• [Reading passage]:
> I'm sure phones are just as stimulating for some.
This is one of my big objections do 2FA. My work has been pushing it hard, and from a security perspective, I get it. However, it’s all via an Authenticator app on the phone. We can no longer set down our phones and simply work. To start working, and periodically throughout the day, we are now forced to pickup our phones to authenticate. This invites the chance to see other notifications, check and app quickly, or more generally, break flow as we have to switch to another device and back again.
You should try a CLI-based workflow for 2FA. As long as you can exfiltrate the secret (and you often can by pretending you can't scan QR codes), then you can use oathtool to generate passcodes.
1. use 'pass' to save the secret: 'pass edit work.secret' <enter it and quit>
2. use oathtool to generate 2fa given a secret:
'
#!/bin/bash
oathtool -b --totp "`pass show $1.secret`" >&1
'
use it like '2fa work'
If you have 'xsel' you can even do
'oathtool -b --totp "`pass show $1.secret`" | xsel -ib'
Even if you only have the QR code, you can download the image or screenshot it and then extract the secret without ever having to use a smartphone by using zbarimg and then manually extracting the secret from the URI:
If you have some 2FA that you need to enter 10 times per day, then you can also add a global shortcut to automatically paste it. Of course, this undermines the "second device" security. Some PC password managers also support 2FA, e.g. https://github.com/paolostivanin/OTPClient ( sudo apt install otpclient )
Works great if you have xfce4-screenshooter, gxmessage, and zbarimg installed. It allows you to draw a box around a screen region, screenshots it, decodes it via zbarimg, and pipes the output into a dialog box with copyable text.
Heh, I use pass like this; but it's on my (Pine)Phone, so it doesn't solve the parent's original problem ;-)
Although the nice thing about CLI workflows is that I can easily run it by SSHing into my phone (just make sure you set up GPG so the passphrase prompt will appear in your terminal, and not as a popup on the phone!)
My company also uses MS auth + 2fa for everything. Even signing into corporate G-suite :-). But I do not like the Microsoft Authenticator - I previously had issues where it would not show the number - and I was able to switch to a different TOTP provider. It’s a bit buried in the menus but possible
In my union contract we have language that requires the employer to provide us with a hardware 2FA token for just this reason. I and some of my coworkers don't use smartphones, and we didn't want to be obligated to use one for work.
"So long as [employer's] access management vendor... supports the use of physical two-factor authentication devices (for example, a YubiKey), [employer] shall make such devices available to Employees upon their submission of a request for the device."

• [Items]:
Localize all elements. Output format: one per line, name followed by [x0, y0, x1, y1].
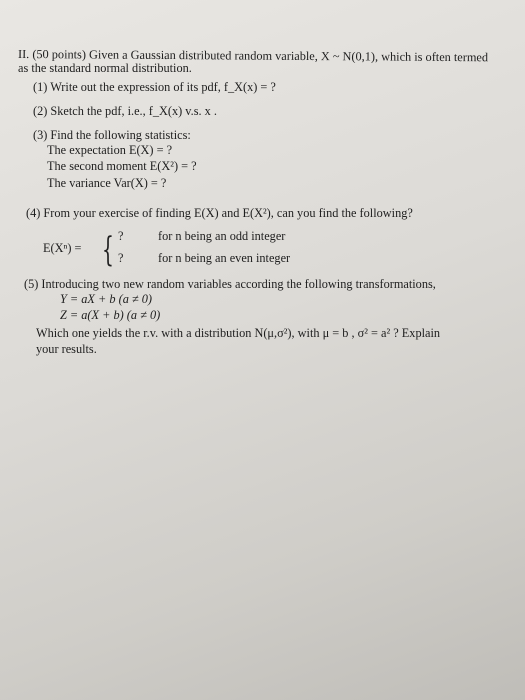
case-2-value: ? — [118, 251, 124, 265]
transform-z: Z = a(X + b) (a ≠ 0) — [60, 308, 161, 322]
question-5-text: Which one yields the r.v. with a distribution N(μ,σ²), with μ = b , σ² = a² ? Explain — [36, 326, 441, 340]
second-moment-line: The second moment E(X²) = ? — [47, 159, 197, 173]
moment-lhs: E(Xⁿ) = — [43, 241, 82, 255]
question-5-label: (5) Introducing two new random variables according the following transformations, — [24, 277, 436, 291]
case-1-text: for n being an odd integer — [158, 229, 286, 243]
case-2-text: for n being an even integer — [158, 251, 291, 265]
intro-line-1: II. (50 points) Given a Gaussian distributed random variable, X ~ N(0,1), which is often termed — [17, 47, 489, 65]
question-5-text-2: your results. — [36, 342, 97, 356]
transform-y: Y = aX + b (a ≠ 0) — [60, 292, 152, 306]
case-1-value: ? — [118, 229, 124, 243]
left-brace: { — [102, 230, 114, 270]
question-1: (1) Write out the expression of its pdf, f_X(x) = ? — [33, 80, 276, 94]
expectation-line: The expectation E(X) = ? — [47, 143, 173, 157]
intro-line-2: as the standard normal distribution. — [18, 61, 192, 75]
question-4-label: (4) From your exercise of finding E(X) and E(X²), can you find the following? — [26, 206, 413, 220]
question-3-label: (3) Find the following statistics: — [33, 128, 191, 142]
variance-line: The variance Var(X) = ? — [47, 176, 167, 190]
question-2: (2) Sketch the pdf, i.e., f_X(x) v.s. x . — [33, 104, 217, 118]
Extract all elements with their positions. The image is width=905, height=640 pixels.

• [What this exercise asks]:
**1)** In the two-factor authentication discussion, what does the union contract require the employer to provide to employees?
**2)** Reproduce the two-factor authentication discussion word for word from "You should try" to "to generate passcodes.".

• [Answer list]:
**1)** A hardware 2FA token, such as a YubiKey, upon an employee's request.

**2)**
You should try a CLI-based workflow for 2FA. As long as you can exfiltrate the secret (and you often can by pretending you can't scan QR codes), then you can use oathtool to generate passcodes.